• **Goal**
Provide only the number of lines in the data below that contain the string "structured".

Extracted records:
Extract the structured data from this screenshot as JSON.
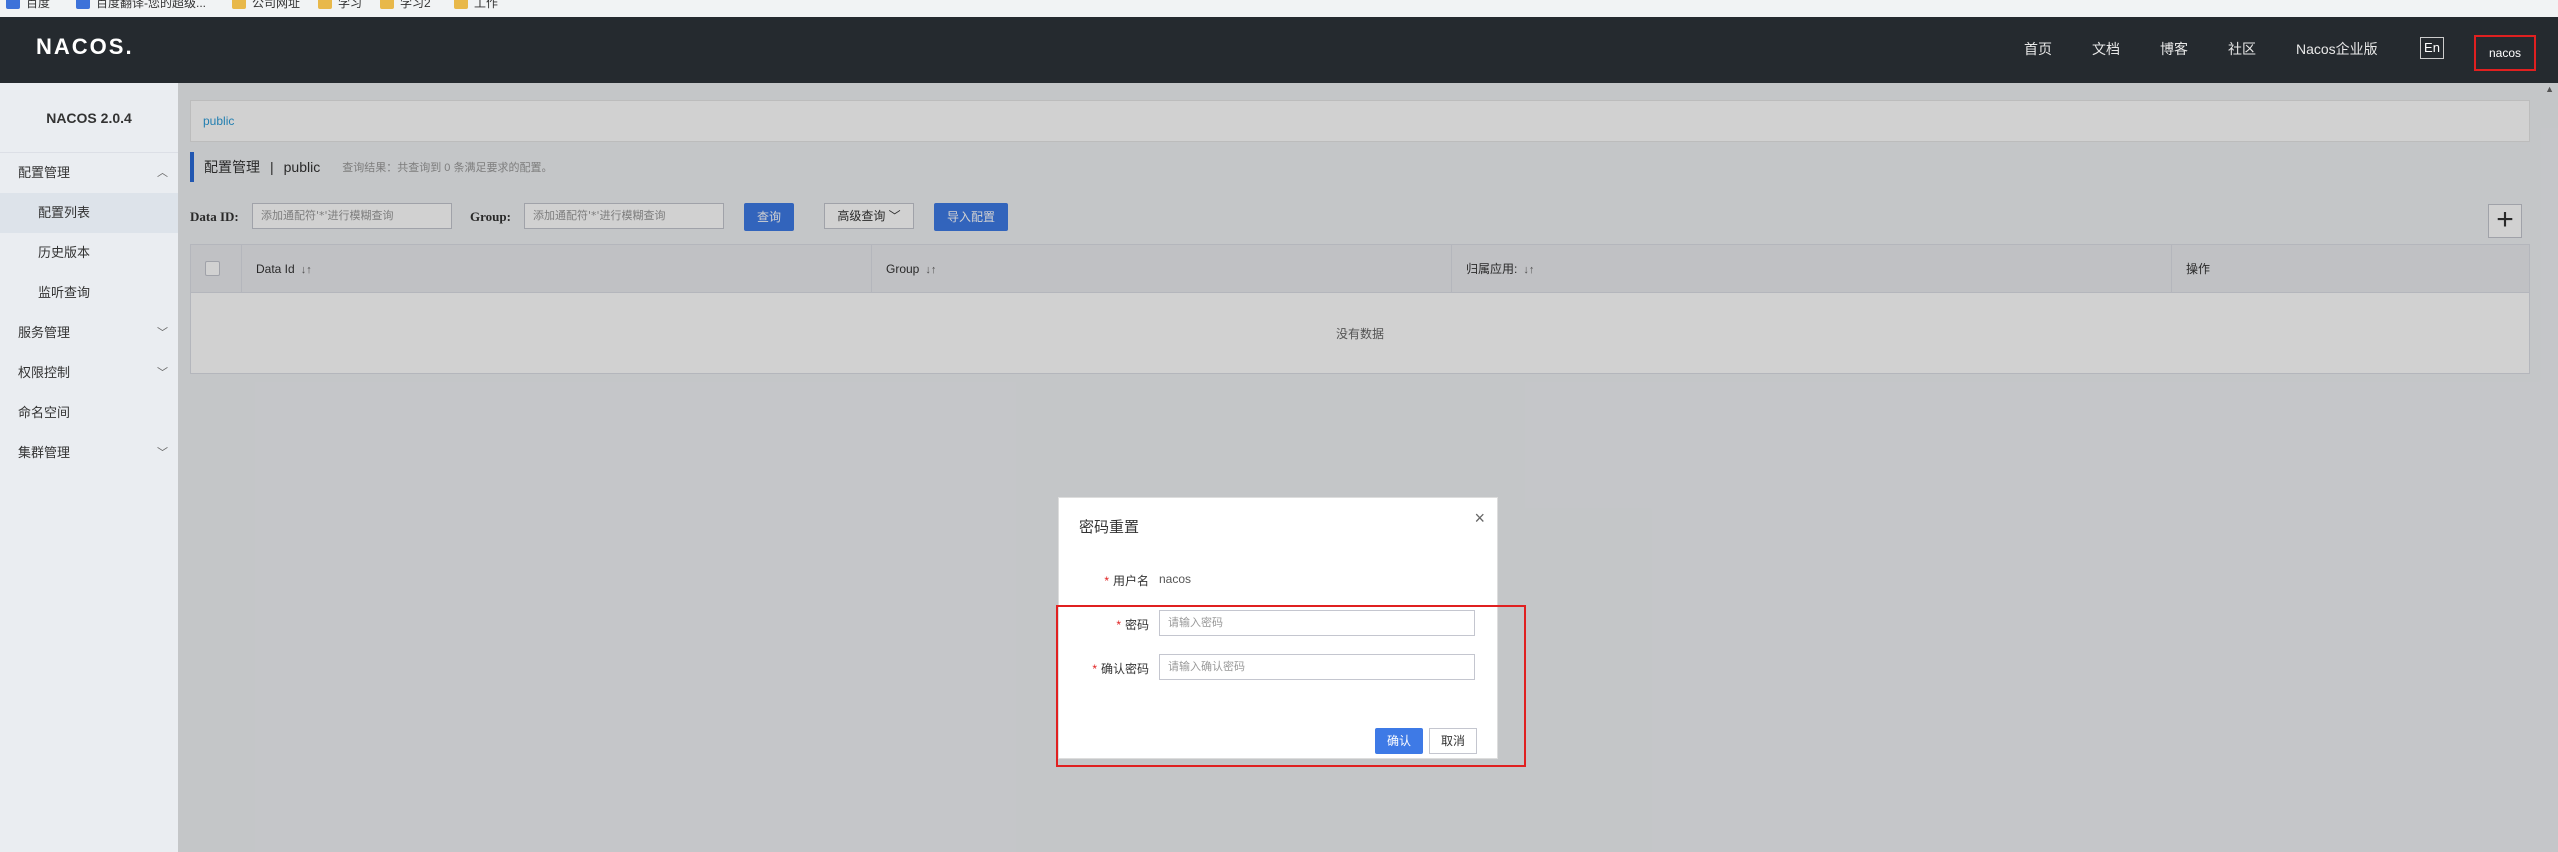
{
  "bookmarks": [
    "百度",
    "百度翻译-您的超级...",
    "公司网址",
    "学习",
    "学习2",
    "工作"
  ],
  "header": {
    "logo": "NACOS.",
    "nav": [
      "首页",
      "文档",
      "博客",
      "社区",
      "Nacos企业版"
    ],
    "lang": "En",
    "user": "nacos"
  },
  "sidebar": {
    "version": "NACOS 2.0.4",
    "items": [
      {
        "label": "配置管理",
        "chevron": "up"
      },
      {
        "label": "配置列表"
      },
      {
        "label": "历史版本"
      },
      {
        "label": "监听查询"
      },
      {
        "label": "服务管理",
        "chevron": "down"
      },
      {
        "label": "权限控制",
        "chevron": "down"
      },
      {
        "label": "命名空间"
      },
      {
        "label": "集群管理",
        "chevron": "down"
      }
    ]
  },
  "main": {
    "breadcrumb": "public",
    "title": "配置管理",
    "separator": "|",
    "namespace": "public",
    "query_hint": "查询结果：共查询到 0 条满足要求的配置。",
    "filters": {
      "data_id_label": "Data ID:",
      "data_id_placeholder": "添加通配符'*'进行模糊查询",
      "group_label": "Group:",
      "group_placeholder": "添加通配符'*'进行模糊查询",
      "query_button": "查询",
      "advanced_button": "高级查询",
      "import_button": "导入配置",
      "add_button": "+"
    },
    "table": {
      "columns": [
        "Data Id",
        "Group",
        "归属应用:",
        "操作"
      ],
      "empty_text": "没有数据"
    }
  },
  "modal": {
    "title": "密码重置",
    "close": "×",
    "username_label": "用户名",
    "username_value": "nacos",
    "password_label": "密码",
    "password_placeholder": "请输入密码",
    "confirm_label": "确认密码",
    "confirm_placeholder": "请输入确认密码",
    "required_mark": "*",
    "ok_button": "确认",
    "cancel_button": "取消"
  },
  "colors": {
    "header_bg": "#252a2f",
    "primary": "#3e7ae6",
    "highlight": "#e02020"
  }
}
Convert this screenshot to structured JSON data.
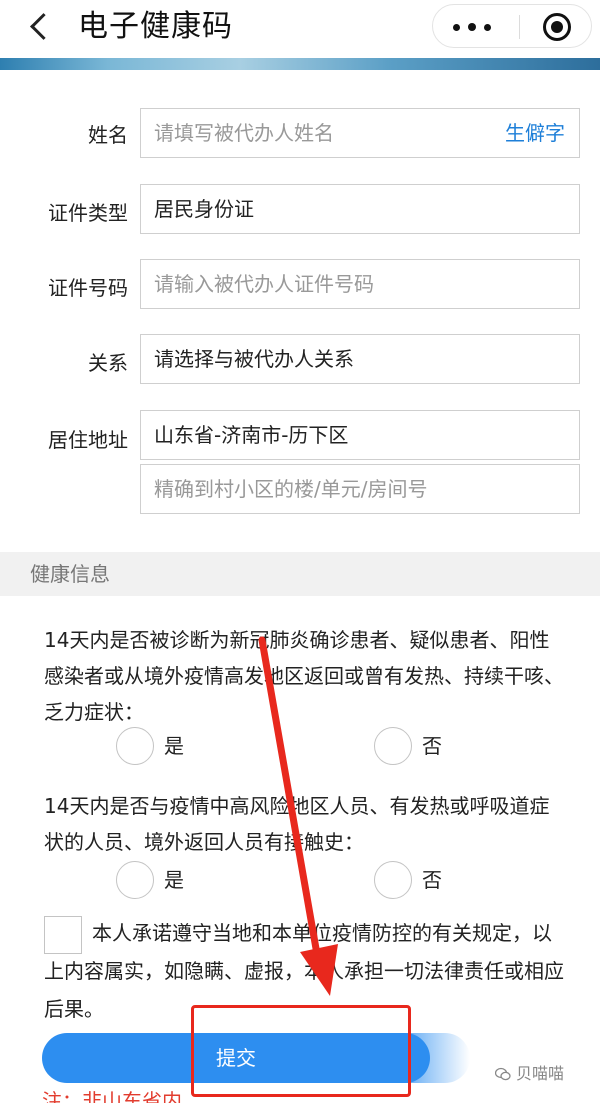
{
  "navbar": {
    "title": "电子健康码"
  },
  "form": {
    "name": {
      "label": "姓名",
      "placeholder": "请填写被代办人姓名",
      "rare_char_link": "生僻字"
    },
    "id_type": {
      "label": "证件类型",
      "value": "居民身份证"
    },
    "id_number": {
      "label": "证件号码",
      "placeholder": "请输入被代办人证件号码"
    },
    "relation": {
      "label": "关系",
      "value": "请选择与被代办人关系"
    },
    "address": {
      "label": "居住地址",
      "value": "山东省-济南市-历下区",
      "detail_placeholder": "精确到村小区的楼/单元/房间号"
    }
  },
  "health": {
    "section_title": "健康信息",
    "q1": {
      "text": "14天内是否被诊断为新冠肺炎确诊患者、疑似患者、阳性感染者或从境外疫情高发地区返回或曾有发热、持续干咳、乏力症状：",
      "yes": "是",
      "no": "否"
    },
    "q2": {
      "text": "14天内是否与疫情中高风险地区人员、有发热或呼吸道症状的人员、境外返回人员有接触史：",
      "yes": "是",
      "no": "否"
    },
    "promise": "本人承诺遵守当地和本单位疫情防控的有关规定，以上内容属实，如隐瞒、虚报，本人承担一切法律责任或相应后果。"
  },
  "submit_label": "提交",
  "note": "注：非山东省内…",
  "watermark": "贝喵喵",
  "colors": {
    "accent": "#2d8ef0",
    "link": "#1e7fd8",
    "annotation": "#e8281d"
  },
  "icons": [
    "back-arrow-icon",
    "more-dots-icon",
    "close-mini-program-icon",
    "wechat-watermark-icon"
  ]
}
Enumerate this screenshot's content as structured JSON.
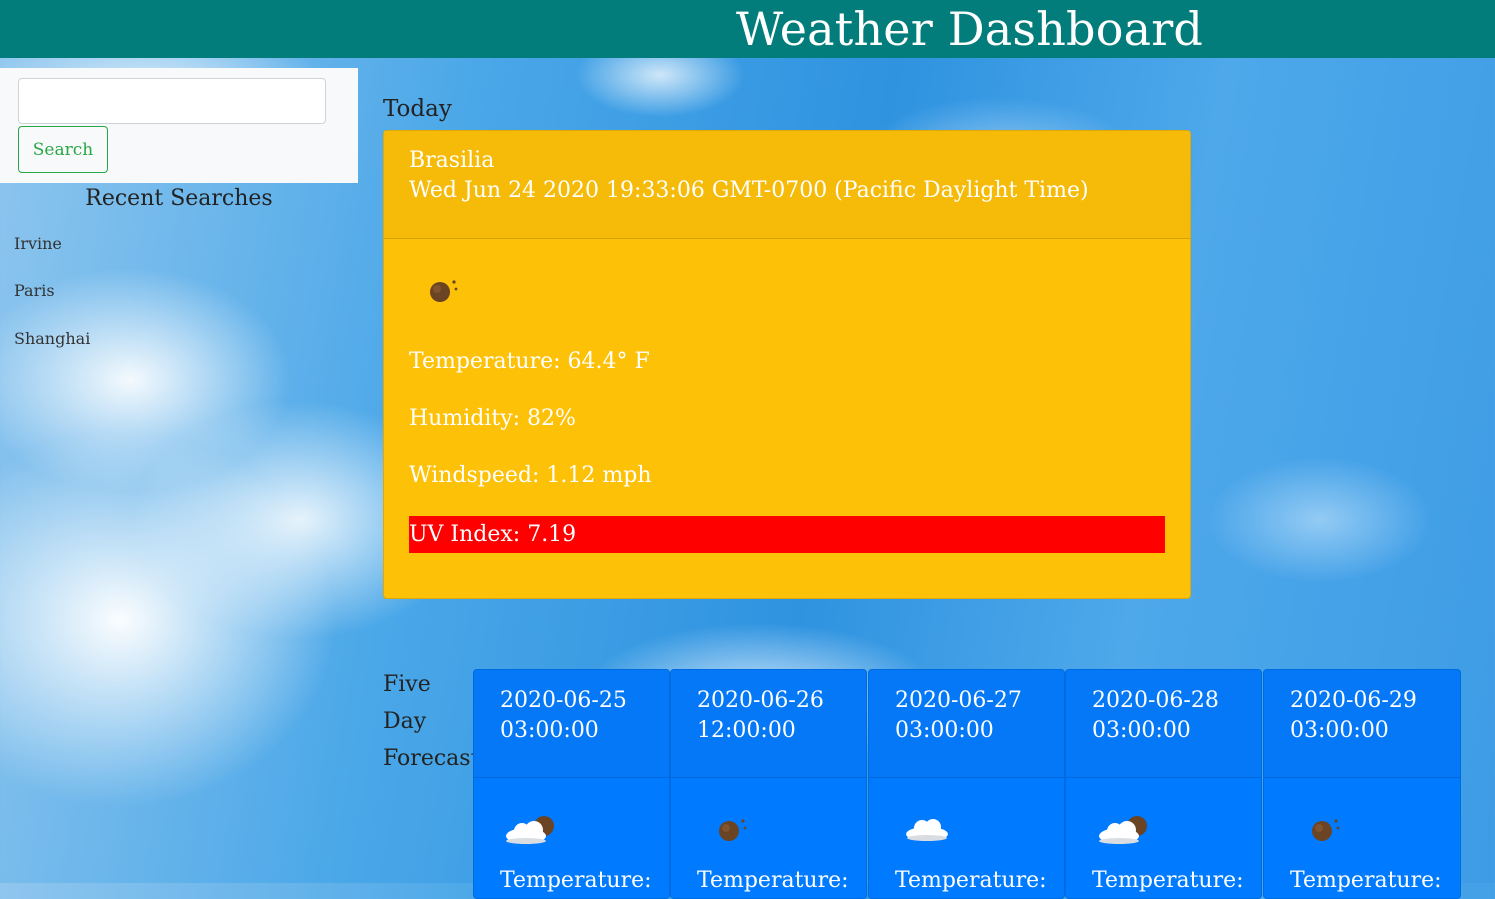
{
  "header": {
    "title": "Weather Dashboard"
  },
  "search": {
    "input_value": "",
    "button_label": "Search"
  },
  "recent": {
    "title": "Recent Searches",
    "items": [
      "Irvine",
      "Paris",
      "Shanghai"
    ]
  },
  "today": {
    "label": "Today",
    "city": "Brasilia",
    "datetime": "Wed Jun 24 2020 19:33:06 GMT-0700 (Pacific Daylight Time)",
    "icon": "clear-night-icon",
    "temperature": "Temperature: 64.4° F",
    "humidity": "Humidity: 82%",
    "windspeed": "Windspeed: 1.12 mph",
    "uv": "UV Index: 7.19",
    "uv_color": "#ff0000"
  },
  "forecast": {
    "label_words": [
      "Five",
      "Day",
      "Forecast"
    ],
    "days": [
      {
        "date": "2020-06-25",
        "time": "03:00:00",
        "icon": "cloudy-night-icon",
        "temp_label": "Temperature:"
      },
      {
        "date": "2020-06-26",
        "time": "12:00:00",
        "icon": "clear-night-icon",
        "temp_label": "Temperature:"
      },
      {
        "date": "2020-06-27",
        "time": "03:00:00",
        "icon": "cloud-icon",
        "temp_label": "Temperature:"
      },
      {
        "date": "2020-06-28",
        "time": "03:00:00",
        "icon": "cloudy-night-icon",
        "temp_label": "Temperature:"
      },
      {
        "date": "2020-06-29",
        "time": "03:00:00",
        "icon": "clear-night-icon",
        "temp_label": "Temperature:"
      }
    ]
  },
  "colors": {
    "header_bg": "#037d7b",
    "today_card_bg": "#fdc107",
    "forecast_card_bg": "#007bff",
    "search_button": "#28a745"
  }
}
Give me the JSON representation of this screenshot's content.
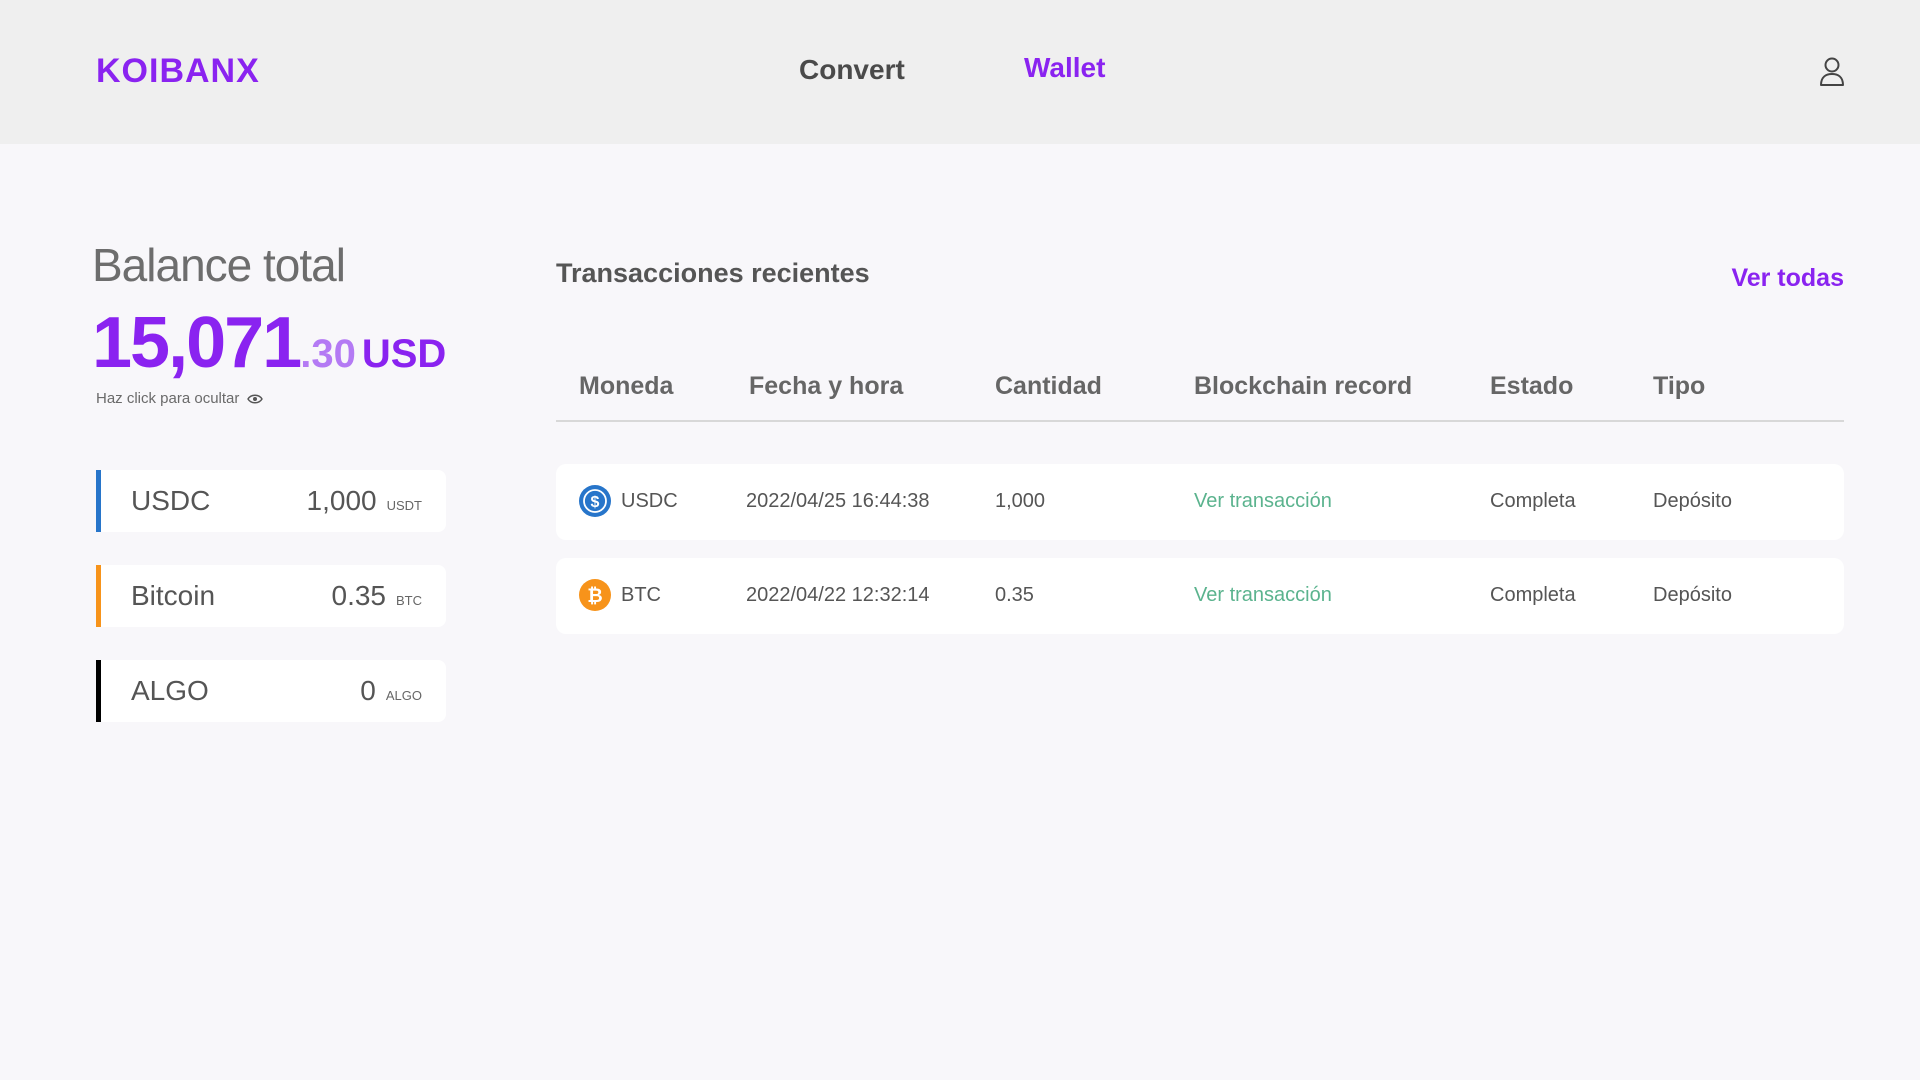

• **Final answer**
3